#### Exercise instructions:
Collect each line containing "Help".

* Start *

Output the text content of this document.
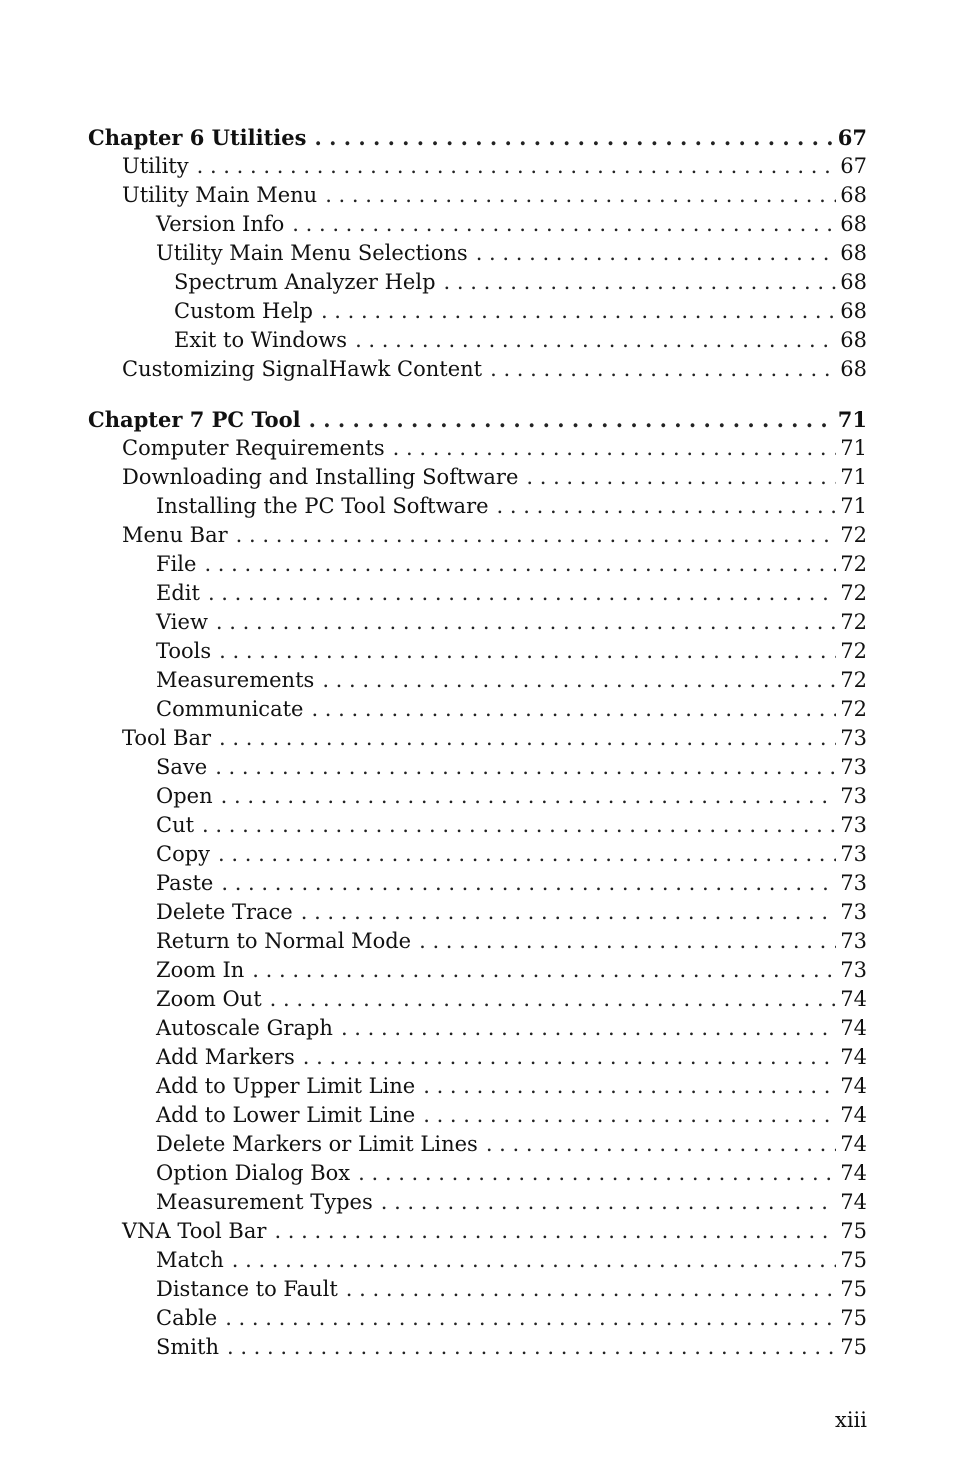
Chapter 6 Utilities . . .	67
Utility . . .	67
Utility Main Menu . . .	68
Version Info . . .	68
Utility Main Menu Selections . . .	68
Spectrum Analyzer Help . . .	68
Custom Help . . .	68
Exit to Windows . . .	68
Customizing SignalHawk Content . . .	68
Chapter 7 PC Tool . . .	71
Computer Requirements . . .	71
Downloading and Installing Software . . .	71
Installing the PC Tool Software . . .	71
Menu Bar . . .	72
File . . .	72
Edit . . .	72
View . . .	72
Tools . . .	72
Measurements . . .	72
Communicate . . .	72
Tool Bar . . .	73
Save . . .	73
Open . . .	73
Cut . . .	73
Copy . . .	73
Paste . . .	73
Delete Trace . . .	73
Return to Normal Mode . . .	73
Zoom In . . .	73
Zoom Out . . .	74
Autoscale Graph . . .	74
Add Markers . . .	74
Add to Upper Limit Line . . .	74
Add to Lower Limit Line . . .	74
Delete Markers or Limit Lines . . .	74
Option Dialog Box . . .	74
Measurement Types . . .	74
VNA Tool Bar . . .	75
Match . . .	75
Distance to Fault . . .	75
Cable . . .	75
Smith . . .	75
xiii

* End *

#### Written answer:
Spectrum Analyzer Help . . .	68
Custom Help . . .	68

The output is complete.